• _Given task_
Skip the images and return the records below exactly.

• _Material provided_
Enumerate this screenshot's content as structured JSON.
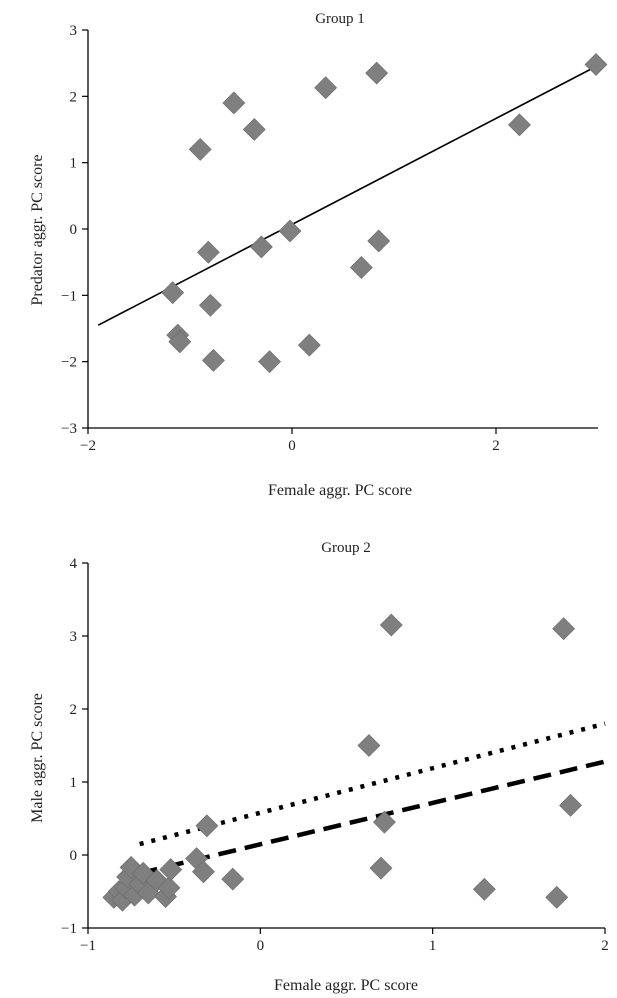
{
  "chart_data": [
    {
      "type": "scatter",
      "title": "Group 1",
      "xlabel": "Female aggr. PC score",
      "ylabel": "Predator aggr. PC score",
      "xlim": [
        -2,
        3
      ],
      "ylim": [
        -3,
        3
      ],
      "xticks": [
        "−2",
        "0",
        "2"
      ],
      "yticks": [
        "−3",
        "−2",
        "−1",
        "0",
        "1",
        "2",
        "3"
      ],
      "marker_color": "#7f7f7f",
      "points": [
        {
          "x": -1.17,
          "y": -0.96
        },
        {
          "x": -1.12,
          "y": -1.6
        },
        {
          "x": -1.1,
          "y": -1.7
        },
        {
          "x": -0.9,
          "y": 1.2
        },
        {
          "x": -0.82,
          "y": -0.35
        },
        {
          "x": -0.8,
          "y": -1.15
        },
        {
          "x": -0.77,
          "y": -1.98
        },
        {
          "x": -0.57,
          "y": 1.9
        },
        {
          "x": -0.37,
          "y": 1.5
        },
        {
          "x": -0.3,
          "y": -0.27
        },
        {
          "x": -0.22,
          "y": -2.0
        },
        {
          "x": -0.02,
          "y": -0.03
        },
        {
          "x": 0.17,
          "y": -1.75
        },
        {
          "x": 0.33,
          "y": 2.13
        },
        {
          "x": 0.68,
          "y": -0.58
        },
        {
          "x": 0.83,
          "y": 2.35
        },
        {
          "x": 0.85,
          "y": -0.18
        },
        {
          "x": 2.23,
          "y": 1.57
        },
        {
          "x": 2.98,
          "y": 2.48
        }
      ],
      "lines": [
        {
          "style": "solid",
          "x": [
            -1.9,
            2.98
          ],
          "y": [
            -1.45,
            2.45
          ]
        }
      ]
    },
    {
      "type": "scatter",
      "title": "Group 2",
      "xlabel": "Female aggr. PC score",
      "ylabel": "Male aggr. PC score",
      "xlim": [
        -1,
        2
      ],
      "ylim": [
        -1,
        4
      ],
      "xticks": [
        "−1",
        "0",
        "1",
        "2"
      ],
      "yticks": [
        "−1",
        "0",
        "1",
        "2",
        "3",
        "4"
      ],
      "marker_color": "#7f7f7f",
      "points": [
        {
          "x": -0.85,
          "y": -0.58
        },
        {
          "x": -0.82,
          "y": -0.5
        },
        {
          "x": -0.8,
          "y": -0.62
        },
        {
          "x": -0.78,
          "y": -0.45
        },
        {
          "x": -0.77,
          "y": -0.3
        },
        {
          "x": -0.75,
          "y": -0.17
        },
        {
          "x": -0.73,
          "y": -0.55
        },
        {
          "x": -0.7,
          "y": -0.4
        },
        {
          "x": -0.68,
          "y": -0.25
        },
        {
          "x": -0.65,
          "y": -0.52
        },
        {
          "x": -0.6,
          "y": -0.35
        },
        {
          "x": -0.55,
          "y": -0.57
        },
        {
          "x": -0.53,
          "y": -0.45
        },
        {
          "x": -0.52,
          "y": -0.2
        },
        {
          "x": -0.37,
          "y": -0.05
        },
        {
          "x": -0.33,
          "y": -0.23
        },
        {
          "x": -0.31,
          "y": 0.4
        },
        {
          "x": -0.16,
          "y": -0.33
        },
        {
          "x": 0.63,
          "y": 1.5
        },
        {
          "x": 0.7,
          "y": -0.18
        },
        {
          "x": 0.72,
          "y": 0.45
        },
        {
          "x": 0.76,
          "y": 3.15
        },
        {
          "x": 1.3,
          "y": -0.47
        },
        {
          "x": 1.72,
          "y": -0.58
        },
        {
          "x": 1.76,
          "y": 3.1
        },
        {
          "x": 1.8,
          "y": 0.68
        }
      ],
      "lines": [
        {
          "style": "dotted",
          "x": [
            -0.7,
            2.0
          ],
          "y": [
            0.15,
            1.8
          ]
        },
        {
          "style": "dashed",
          "x": [
            -0.7,
            2.0
          ],
          "y": [
            -0.25,
            1.28
          ]
        }
      ]
    }
  ]
}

• _Correct output_
Enumerate this screenshot's content as structured JSON.
{
  "chart_data": [
    {
      "type": "scatter",
      "title": "Group 1",
      "xlabel": "Female aggr. PC score",
      "ylabel": "Predator aggr. PC score",
      "xlim": [
        -2,
        3
      ],
      "ylim": [
        -3,
        3
      ],
      "xticks": [
        "−2",
        "0",
        "2"
      ],
      "yticks": [
        "−3",
        "−2",
        "−1",
        "0",
        "1",
        "2",
        "3"
      ],
      "marker_color": "#7f7f7f",
      "points": [
        {
          "x": -1.17,
          "y": -0.96
        },
        {
          "x": -1.12,
          "y": -1.6
        },
        {
          "x": -1.1,
          "y": -1.7
        },
        {
          "x": -0.9,
          "y": 1.2
        },
        {
          "x": -0.82,
          "y": -0.35
        },
        {
          "x": -0.8,
          "y": -1.15
        },
        {
          "x": -0.77,
          "y": -1.98
        },
        {
          "x": -0.57,
          "y": 1.9
        },
        {
          "x": -0.37,
          "y": 1.5
        },
        {
          "x": -0.3,
          "y": -0.27
        },
        {
          "x": -0.22,
          "y": -2.0
        },
        {
          "x": -0.02,
          "y": -0.03
        },
        {
          "x": 0.17,
          "y": -1.75
        },
        {
          "x": 0.33,
          "y": 2.13
        },
        {
          "x": 0.68,
          "y": -0.58
        },
        {
          "x": 0.83,
          "y": 2.35
        },
        {
          "x": 0.85,
          "y": -0.18
        },
        {
          "x": 2.23,
          "y": 1.57
        },
        {
          "x": 2.98,
          "y": 2.48
        }
      ],
      "lines": [
        {
          "style": "solid",
          "x": [
            -1.9,
            2.98
          ],
          "y": [
            -1.45,
            2.45
          ]
        }
      ]
    },
    {
      "type": "scatter",
      "title": "Group 2",
      "xlabel": "Female aggr. PC score",
      "ylabel": "Male aggr. PC score",
      "xlim": [
        -1,
        2
      ],
      "ylim": [
        -1,
        4
      ],
      "xticks": [
        "−1",
        "0",
        "1",
        "2"
      ],
      "yticks": [
        "−1",
        "0",
        "1",
        "2",
        "3",
        "4"
      ],
      "marker_color": "#7f7f7f",
      "points": [
        {
          "x": -0.85,
          "y": -0.58
        },
        {
          "x": -0.82,
          "y": -0.5
        },
        {
          "x": -0.8,
          "y": -0.62
        },
        {
          "x": -0.78,
          "y": -0.45
        },
        {
          "x": -0.77,
          "y": -0.3
        },
        {
          "x": -0.75,
          "y": -0.17
        },
        {
          "x": -0.73,
          "y": -0.55
        },
        {
          "x": -0.7,
          "y": -0.4
        },
        {
          "x": -0.68,
          "y": -0.25
        },
        {
          "x": -0.65,
          "y": -0.52
        },
        {
          "x": -0.6,
          "y": -0.35
        },
        {
          "x": -0.55,
          "y": -0.57
        },
        {
          "x": -0.53,
          "y": -0.45
        },
        {
          "x": -0.52,
          "y": -0.2
        },
        {
          "x": -0.37,
          "y": -0.05
        },
        {
          "x": -0.33,
          "y": -0.23
        },
        {
          "x": -0.31,
          "y": 0.4
        },
        {
          "x": -0.16,
          "y": -0.33
        },
        {
          "x": 0.63,
          "y": 1.5
        },
        {
          "x": 0.7,
          "y": -0.18
        },
        {
          "x": 0.72,
          "y": 0.45
        },
        {
          "x": 0.76,
          "y": 3.15
        },
        {
          "x": 1.3,
          "y": -0.47
        },
        {
          "x": 1.72,
          "y": -0.58
        },
        {
          "x": 1.76,
          "y": 3.1
        },
        {
          "x": 1.8,
          "y": 0.68
        }
      ],
      "lines": [
        {
          "style": "dotted",
          "x": [
            -0.7,
            2.0
          ],
          "y": [
            0.15,
            1.8
          ]
        },
        {
          "style": "dashed",
          "x": [
            -0.7,
            2.0
          ],
          "y": [
            -0.25,
            1.28
          ]
        }
      ]
    }
  ]
}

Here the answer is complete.